#### Task directions
Reading the listing below, count the lines that contain the word "title" and give that count alone.

***

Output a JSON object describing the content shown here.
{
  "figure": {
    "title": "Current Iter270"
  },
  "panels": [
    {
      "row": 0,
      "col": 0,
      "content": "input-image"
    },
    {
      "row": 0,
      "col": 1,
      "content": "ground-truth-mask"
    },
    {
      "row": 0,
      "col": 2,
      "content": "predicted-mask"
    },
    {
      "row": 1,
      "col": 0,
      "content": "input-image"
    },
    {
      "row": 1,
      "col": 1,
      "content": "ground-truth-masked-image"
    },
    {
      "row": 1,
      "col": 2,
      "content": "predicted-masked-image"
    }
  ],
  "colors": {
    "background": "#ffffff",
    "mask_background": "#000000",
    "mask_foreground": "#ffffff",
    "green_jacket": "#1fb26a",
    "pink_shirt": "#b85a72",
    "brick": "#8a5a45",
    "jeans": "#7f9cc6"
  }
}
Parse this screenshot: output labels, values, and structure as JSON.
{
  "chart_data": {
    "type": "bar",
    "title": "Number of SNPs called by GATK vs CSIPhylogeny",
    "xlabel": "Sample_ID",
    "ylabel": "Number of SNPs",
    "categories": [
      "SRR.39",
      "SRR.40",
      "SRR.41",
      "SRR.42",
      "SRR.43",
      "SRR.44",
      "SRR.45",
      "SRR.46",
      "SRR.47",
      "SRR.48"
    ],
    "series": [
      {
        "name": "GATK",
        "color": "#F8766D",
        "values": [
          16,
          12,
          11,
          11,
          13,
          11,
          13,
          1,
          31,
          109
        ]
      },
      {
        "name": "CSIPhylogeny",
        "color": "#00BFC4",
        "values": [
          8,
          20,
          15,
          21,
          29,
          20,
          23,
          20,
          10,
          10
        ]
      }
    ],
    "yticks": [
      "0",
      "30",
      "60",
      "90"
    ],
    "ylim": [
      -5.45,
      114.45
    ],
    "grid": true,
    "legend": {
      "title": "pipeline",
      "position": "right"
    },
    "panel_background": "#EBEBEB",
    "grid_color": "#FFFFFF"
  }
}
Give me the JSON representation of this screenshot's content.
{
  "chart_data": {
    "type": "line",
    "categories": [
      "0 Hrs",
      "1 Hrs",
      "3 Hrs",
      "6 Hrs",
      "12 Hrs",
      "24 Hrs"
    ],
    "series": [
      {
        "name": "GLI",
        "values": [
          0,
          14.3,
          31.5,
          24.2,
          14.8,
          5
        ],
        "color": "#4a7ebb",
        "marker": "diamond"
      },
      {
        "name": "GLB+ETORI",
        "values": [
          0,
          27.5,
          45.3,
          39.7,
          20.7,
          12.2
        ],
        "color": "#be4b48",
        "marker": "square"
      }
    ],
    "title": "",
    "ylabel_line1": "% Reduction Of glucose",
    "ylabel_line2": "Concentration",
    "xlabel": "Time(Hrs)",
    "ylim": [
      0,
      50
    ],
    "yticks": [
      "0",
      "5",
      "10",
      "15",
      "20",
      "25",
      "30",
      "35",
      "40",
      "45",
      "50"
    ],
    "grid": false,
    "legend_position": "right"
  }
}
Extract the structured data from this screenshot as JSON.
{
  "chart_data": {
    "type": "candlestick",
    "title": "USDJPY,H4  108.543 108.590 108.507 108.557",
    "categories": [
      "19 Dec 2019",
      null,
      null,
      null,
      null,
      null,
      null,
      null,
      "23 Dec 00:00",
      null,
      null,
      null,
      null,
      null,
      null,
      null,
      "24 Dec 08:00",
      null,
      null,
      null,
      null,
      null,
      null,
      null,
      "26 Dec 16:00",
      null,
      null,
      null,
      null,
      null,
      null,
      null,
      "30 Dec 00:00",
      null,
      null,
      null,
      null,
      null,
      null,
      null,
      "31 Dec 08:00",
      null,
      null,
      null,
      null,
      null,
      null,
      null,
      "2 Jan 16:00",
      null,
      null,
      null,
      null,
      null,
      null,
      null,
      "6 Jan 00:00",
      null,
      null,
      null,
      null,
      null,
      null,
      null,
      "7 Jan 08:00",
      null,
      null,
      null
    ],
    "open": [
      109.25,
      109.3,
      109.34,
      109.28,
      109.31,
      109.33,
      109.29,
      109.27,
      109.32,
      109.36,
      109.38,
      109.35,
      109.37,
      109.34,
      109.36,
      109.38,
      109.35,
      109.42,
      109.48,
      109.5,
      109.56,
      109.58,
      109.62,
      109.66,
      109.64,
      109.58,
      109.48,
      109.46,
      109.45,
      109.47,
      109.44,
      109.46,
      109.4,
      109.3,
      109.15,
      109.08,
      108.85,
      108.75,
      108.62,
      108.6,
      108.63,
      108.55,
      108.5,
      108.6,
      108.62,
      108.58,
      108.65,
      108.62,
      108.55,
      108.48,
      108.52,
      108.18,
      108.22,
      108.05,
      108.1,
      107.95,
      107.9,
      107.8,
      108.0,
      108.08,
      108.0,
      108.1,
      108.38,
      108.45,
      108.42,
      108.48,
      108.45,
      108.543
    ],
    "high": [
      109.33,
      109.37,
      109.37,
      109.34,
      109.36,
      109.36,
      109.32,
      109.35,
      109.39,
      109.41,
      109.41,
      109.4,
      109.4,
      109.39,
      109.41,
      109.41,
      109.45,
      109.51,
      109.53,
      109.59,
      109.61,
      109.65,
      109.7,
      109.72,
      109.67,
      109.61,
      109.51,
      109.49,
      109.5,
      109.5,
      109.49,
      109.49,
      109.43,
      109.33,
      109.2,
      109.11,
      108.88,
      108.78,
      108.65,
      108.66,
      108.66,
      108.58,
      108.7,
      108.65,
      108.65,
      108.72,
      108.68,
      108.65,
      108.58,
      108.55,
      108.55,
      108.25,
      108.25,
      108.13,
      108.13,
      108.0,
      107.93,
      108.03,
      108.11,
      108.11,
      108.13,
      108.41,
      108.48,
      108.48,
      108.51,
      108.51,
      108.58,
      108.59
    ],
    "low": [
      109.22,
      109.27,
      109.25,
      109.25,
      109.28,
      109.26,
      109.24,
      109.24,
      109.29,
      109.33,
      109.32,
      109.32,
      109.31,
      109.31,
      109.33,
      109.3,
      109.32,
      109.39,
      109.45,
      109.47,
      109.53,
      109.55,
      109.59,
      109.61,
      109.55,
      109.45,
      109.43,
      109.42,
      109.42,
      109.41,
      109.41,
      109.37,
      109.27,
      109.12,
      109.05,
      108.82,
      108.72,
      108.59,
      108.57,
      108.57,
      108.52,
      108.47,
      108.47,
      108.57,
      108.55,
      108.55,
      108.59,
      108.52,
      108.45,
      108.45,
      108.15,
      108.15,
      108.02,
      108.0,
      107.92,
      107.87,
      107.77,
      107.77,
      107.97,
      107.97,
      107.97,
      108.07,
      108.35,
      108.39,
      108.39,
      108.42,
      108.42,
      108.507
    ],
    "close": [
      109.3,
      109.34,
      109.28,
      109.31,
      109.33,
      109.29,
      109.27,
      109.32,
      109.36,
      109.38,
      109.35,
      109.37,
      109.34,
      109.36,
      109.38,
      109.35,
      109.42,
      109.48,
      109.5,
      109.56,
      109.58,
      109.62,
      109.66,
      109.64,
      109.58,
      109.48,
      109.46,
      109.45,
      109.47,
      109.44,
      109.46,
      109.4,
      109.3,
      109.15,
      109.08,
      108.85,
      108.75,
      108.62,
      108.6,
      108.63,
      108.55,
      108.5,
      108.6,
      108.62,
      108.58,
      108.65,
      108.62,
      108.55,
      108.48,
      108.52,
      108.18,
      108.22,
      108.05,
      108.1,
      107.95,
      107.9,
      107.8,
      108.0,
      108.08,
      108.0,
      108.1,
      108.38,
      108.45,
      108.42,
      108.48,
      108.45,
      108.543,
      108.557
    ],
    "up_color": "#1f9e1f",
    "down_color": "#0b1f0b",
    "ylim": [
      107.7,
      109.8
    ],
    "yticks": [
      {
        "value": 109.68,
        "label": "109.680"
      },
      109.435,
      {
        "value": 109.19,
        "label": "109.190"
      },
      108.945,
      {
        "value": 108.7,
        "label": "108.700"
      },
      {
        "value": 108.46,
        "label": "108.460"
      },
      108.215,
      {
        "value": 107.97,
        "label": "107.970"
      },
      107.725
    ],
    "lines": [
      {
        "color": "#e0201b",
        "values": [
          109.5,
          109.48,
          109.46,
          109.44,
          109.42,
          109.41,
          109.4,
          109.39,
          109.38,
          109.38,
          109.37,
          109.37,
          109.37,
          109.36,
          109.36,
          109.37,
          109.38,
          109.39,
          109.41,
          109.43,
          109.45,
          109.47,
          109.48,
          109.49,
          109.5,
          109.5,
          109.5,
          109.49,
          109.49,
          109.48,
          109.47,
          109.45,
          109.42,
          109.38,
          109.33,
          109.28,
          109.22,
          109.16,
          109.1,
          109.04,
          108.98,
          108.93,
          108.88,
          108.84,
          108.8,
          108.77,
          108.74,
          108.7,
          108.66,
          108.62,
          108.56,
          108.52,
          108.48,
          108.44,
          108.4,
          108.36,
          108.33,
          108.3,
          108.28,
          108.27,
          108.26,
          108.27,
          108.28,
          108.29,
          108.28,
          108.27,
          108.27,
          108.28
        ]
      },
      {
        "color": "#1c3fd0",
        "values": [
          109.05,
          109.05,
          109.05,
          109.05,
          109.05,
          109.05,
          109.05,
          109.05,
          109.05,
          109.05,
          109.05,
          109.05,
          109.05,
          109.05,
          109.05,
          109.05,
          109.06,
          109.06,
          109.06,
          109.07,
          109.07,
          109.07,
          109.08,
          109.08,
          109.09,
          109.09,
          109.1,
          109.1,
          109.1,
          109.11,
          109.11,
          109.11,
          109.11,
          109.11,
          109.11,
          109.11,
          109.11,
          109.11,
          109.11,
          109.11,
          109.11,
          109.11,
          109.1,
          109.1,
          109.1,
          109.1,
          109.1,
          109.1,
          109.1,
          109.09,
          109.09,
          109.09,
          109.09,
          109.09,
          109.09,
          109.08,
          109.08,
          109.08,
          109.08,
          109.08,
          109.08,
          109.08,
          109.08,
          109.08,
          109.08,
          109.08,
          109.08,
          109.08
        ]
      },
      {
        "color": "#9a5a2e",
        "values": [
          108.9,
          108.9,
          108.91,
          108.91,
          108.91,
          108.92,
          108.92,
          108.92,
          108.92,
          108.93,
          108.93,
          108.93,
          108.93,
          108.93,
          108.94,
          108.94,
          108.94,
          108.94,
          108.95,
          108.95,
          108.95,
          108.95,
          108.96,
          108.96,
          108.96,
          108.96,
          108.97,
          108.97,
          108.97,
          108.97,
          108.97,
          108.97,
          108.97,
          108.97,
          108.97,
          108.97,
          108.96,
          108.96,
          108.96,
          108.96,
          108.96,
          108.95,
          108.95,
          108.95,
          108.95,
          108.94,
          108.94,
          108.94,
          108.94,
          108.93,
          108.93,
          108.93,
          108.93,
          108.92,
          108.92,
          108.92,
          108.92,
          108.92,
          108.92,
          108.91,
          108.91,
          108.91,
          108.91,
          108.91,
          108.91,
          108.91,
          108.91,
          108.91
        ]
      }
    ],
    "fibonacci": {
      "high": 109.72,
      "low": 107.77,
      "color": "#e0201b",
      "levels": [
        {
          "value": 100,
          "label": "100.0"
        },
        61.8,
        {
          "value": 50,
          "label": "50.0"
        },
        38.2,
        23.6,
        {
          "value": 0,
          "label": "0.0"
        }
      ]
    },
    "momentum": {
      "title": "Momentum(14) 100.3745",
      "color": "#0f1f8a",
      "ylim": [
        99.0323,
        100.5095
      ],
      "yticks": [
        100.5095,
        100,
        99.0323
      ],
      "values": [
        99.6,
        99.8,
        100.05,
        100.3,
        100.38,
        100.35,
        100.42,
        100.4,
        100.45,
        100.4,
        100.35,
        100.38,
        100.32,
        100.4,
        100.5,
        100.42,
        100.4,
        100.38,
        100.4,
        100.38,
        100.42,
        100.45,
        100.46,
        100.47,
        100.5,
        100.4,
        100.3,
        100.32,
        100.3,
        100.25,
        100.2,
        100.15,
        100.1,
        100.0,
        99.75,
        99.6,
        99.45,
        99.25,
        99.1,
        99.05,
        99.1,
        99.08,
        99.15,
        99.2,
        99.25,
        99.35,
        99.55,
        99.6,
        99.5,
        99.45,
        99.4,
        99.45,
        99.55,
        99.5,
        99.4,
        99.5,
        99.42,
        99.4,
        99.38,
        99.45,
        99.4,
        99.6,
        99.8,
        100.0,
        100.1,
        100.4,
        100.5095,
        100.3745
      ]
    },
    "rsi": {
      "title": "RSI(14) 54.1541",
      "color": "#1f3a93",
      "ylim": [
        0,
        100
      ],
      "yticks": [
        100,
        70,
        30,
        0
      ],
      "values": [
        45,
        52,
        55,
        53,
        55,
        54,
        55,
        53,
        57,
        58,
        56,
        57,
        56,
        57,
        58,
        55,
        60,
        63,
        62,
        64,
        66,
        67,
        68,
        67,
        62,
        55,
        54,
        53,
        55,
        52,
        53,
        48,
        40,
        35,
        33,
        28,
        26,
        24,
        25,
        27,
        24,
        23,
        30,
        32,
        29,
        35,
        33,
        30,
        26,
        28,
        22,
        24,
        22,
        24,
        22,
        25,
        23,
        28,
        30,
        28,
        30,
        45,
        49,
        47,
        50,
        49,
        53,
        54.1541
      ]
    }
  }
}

***

#### Answer to the exercise
7